## BEGIN DATASET
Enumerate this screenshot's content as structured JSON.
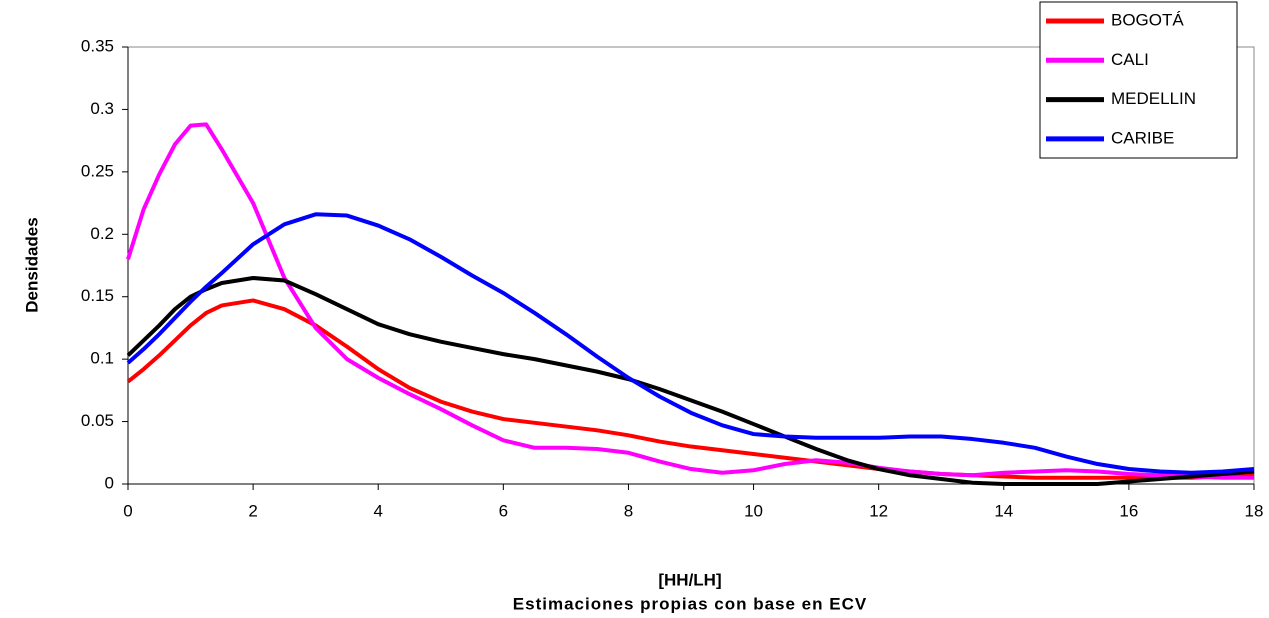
{
  "chart_data": {
    "type": "line",
    "x_label": "[HH/LH]",
    "subtitle": "Estimaciones propias con base en ECV",
    "y_label": "Densidades",
    "x": [
      0,
      0.25,
      0.5,
      0.75,
      1,
      1.25,
      1.5,
      2,
      2.5,
      3,
      3.5,
      4,
      4.5,
      5,
      5.5,
      6,
      6.5,
      7,
      7.5,
      8,
      8.5,
      9,
      9.5,
      10,
      10.5,
      11,
      11.5,
      12,
      12.5,
      13,
      13.5,
      14,
      14.5,
      15,
      15.5,
      16,
      16.5,
      17,
      17.5,
      18
    ],
    "series": [
      {
        "name": "BOGOTÁ",
        "color": "#ff0000",
        "values": [
          0.082,
          0.092,
          0.103,
          0.115,
          0.127,
          0.137,
          0.143,
          0.147,
          0.14,
          0.127,
          0.11,
          0.092,
          0.077,
          0.066,
          0.058,
          0.052,
          0.049,
          0.046,
          0.043,
          0.039,
          0.034,
          0.03,
          0.027,
          0.024,
          0.021,
          0.018,
          0.015,
          0.012,
          0.01,
          0.008,
          0.007,
          0.006,
          0.005,
          0.005,
          0.005,
          0.005,
          0.005,
          0.005,
          0.006,
          0.007
        ]
      },
      {
        "name": "CALI",
        "color": "#ff00ff",
        "values": [
          0.18,
          0.22,
          0.248,
          0.272,
          0.287,
          0.288,
          0.268,
          0.225,
          0.165,
          0.125,
          0.1,
          0.085,
          0.072,
          0.06,
          0.047,
          0.035,
          0.029,
          0.029,
          0.028,
          0.025,
          0.018,
          0.012,
          0.009,
          0.011,
          0.016,
          0.019,
          0.017,
          0.013,
          0.01,
          0.008,
          0.007,
          0.009,
          0.01,
          0.011,
          0.01,
          0.008,
          0.007,
          0.006,
          0.005,
          0.005
        ]
      },
      {
        "name": "MEDELLIN",
        "color": "#000000",
        "values": [
          0.103,
          0.115,
          0.127,
          0.14,
          0.15,
          0.156,
          0.161,
          0.165,
          0.163,
          0.152,
          0.14,
          0.128,
          0.12,
          0.114,
          0.109,
          0.104,
          0.1,
          0.095,
          0.09,
          0.084,
          0.076,
          0.067,
          0.058,
          0.048,
          0.038,
          0.028,
          0.019,
          0.012,
          0.007,
          0.004,
          0.001,
          0,
          0,
          0,
          0,
          0.002,
          0.004,
          0.006,
          0.008,
          0.01
        ]
      },
      {
        "name": "CARIBE",
        "color": "#0000ff",
        "values": [
          0.097,
          0.108,
          0.12,
          0.133,
          0.146,
          0.158,
          0.169,
          0.192,
          0.208,
          0.216,
          0.215,
          0.207,
          0.196,
          0.182,
          0.167,
          0.153,
          0.137,
          0.12,
          0.102,
          0.085,
          0.07,
          0.057,
          0.047,
          0.04,
          0.038,
          0.037,
          0.037,
          0.037,
          0.038,
          0.038,
          0.036,
          0.033,
          0.029,
          0.022,
          0.016,
          0.012,
          0.01,
          0.009,
          0.01,
          0.012
        ]
      }
    ],
    "xlim": [
      0,
      18
    ],
    "xticks": [
      0,
      2,
      4,
      6,
      8,
      10,
      12,
      14,
      16,
      18
    ],
    "ylim": [
      0,
      0.35
    ],
    "yticks": [
      0,
      0.05,
      0.1,
      0.15,
      0.2,
      0.25,
      0.3,
      0.35
    ],
    "legend_position": "top-right"
  }
}
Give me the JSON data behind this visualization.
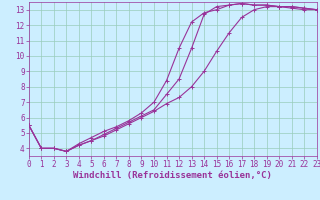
## END DATASET
● TASK STATEMENT: Restate the whole listing above exactly, please, omitting every image.

● TASK RESPONSE:
Enumerate this screenshot's content as structured JSON.
{
  "chart_data": {
    "type": "line",
    "x_label": "[HH/LH]",
    "subtitle": "Estimaciones propias con base en ECV",
    "y_label": "Densidades",
    "x": [
      0,
      0.25,
      0.5,
      0.75,
      1,
      1.25,
      1.5,
      2,
      2.5,
      3,
      3.5,
      4,
      4.5,
      5,
      5.5,
      6,
      6.5,
      7,
      7.5,
      8,
      8.5,
      9,
      9.5,
      10,
      10.5,
      11,
      11.5,
      12,
      12.5,
      13,
      13.5,
      14,
      14.5,
      15,
      15.5,
      16,
      16.5,
      17,
      17.5,
      18
    ],
    "series": [
      {
        "name": "BOGOTÁ",
        "color": "#ff0000",
        "values": [
          0.082,
          0.092,
          0.103,
          0.115,
          0.127,
          0.137,
          0.143,
          0.147,
          0.14,
          0.127,
          0.11,
          0.092,
          0.077,
          0.066,
          0.058,
          0.052,
          0.049,
          0.046,
          0.043,
          0.039,
          0.034,
          0.03,
          0.027,
          0.024,
          0.021,
          0.018,
          0.015,
          0.012,
          0.01,
          0.008,
          0.007,
          0.006,
          0.005,
          0.005,
          0.005,
          0.005,
          0.005,
          0.005,
          0.006,
          0.007
        ]
      },
      {
        "name": "CALI",
        "color": "#ff00ff",
        "values": [
          0.18,
          0.22,
          0.248,
          0.272,
          0.287,
          0.288,
          0.268,
          0.225,
          0.165,
          0.125,
          0.1,
          0.085,
          0.072,
          0.06,
          0.047,
          0.035,
          0.029,
          0.029,
          0.028,
          0.025,
          0.018,
          0.012,
          0.009,
          0.011,
          0.016,
          0.019,
          0.017,
          0.013,
          0.01,
          0.008,
          0.007,
          0.009,
          0.01,
          0.011,
          0.01,
          0.008,
          0.007,
          0.006,
          0.005,
          0.005
        ]
      },
      {
        "name": "MEDELLIN",
        "color": "#000000",
        "values": [
          0.103,
          0.115,
          0.127,
          0.14,
          0.15,
          0.156,
          0.161,
          0.165,
          0.163,
          0.152,
          0.14,
          0.128,
          0.12,
          0.114,
          0.109,
          0.104,
          0.1,
          0.095,
          0.09,
          0.084,
          0.076,
          0.067,
          0.058,
          0.048,
          0.038,
          0.028,
          0.019,
          0.012,
          0.007,
          0.004,
          0.001,
          0,
          0,
          0,
          0,
          0.002,
          0.004,
          0.006,
          0.008,
          0.01
        ]
      },
      {
        "name": "CARIBE",
        "color": "#0000ff",
        "values": [
          0.097,
          0.108,
          0.12,
          0.133,
          0.146,
          0.158,
          0.169,
          0.192,
          0.208,
          0.216,
          0.215,
          0.207,
          0.196,
          0.182,
          0.167,
          0.153,
          0.137,
          0.12,
          0.102,
          0.085,
          0.07,
          0.057,
          0.047,
          0.04,
          0.038,
          0.037,
          0.037,
          0.037,
          0.038,
          0.038,
          0.036,
          0.033,
          0.029,
          0.022,
          0.016,
          0.012,
          0.01,
          0.009,
          0.01,
          0.012
        ]
      }
    ],
    "xlim": [
      0,
      18
    ],
    "xticks": [
      0,
      2,
      4,
      6,
      8,
      10,
      12,
      14,
      16,
      18
    ],
    "ylim": [
      0,
      0.35
    ],
    "yticks": [
      0,
      0.05,
      0.1,
      0.15,
      0.2,
      0.25,
      0.3,
      0.35
    ],
    "legend_position": "top-right"
  }
}
Give me the JSON data behind this visualization.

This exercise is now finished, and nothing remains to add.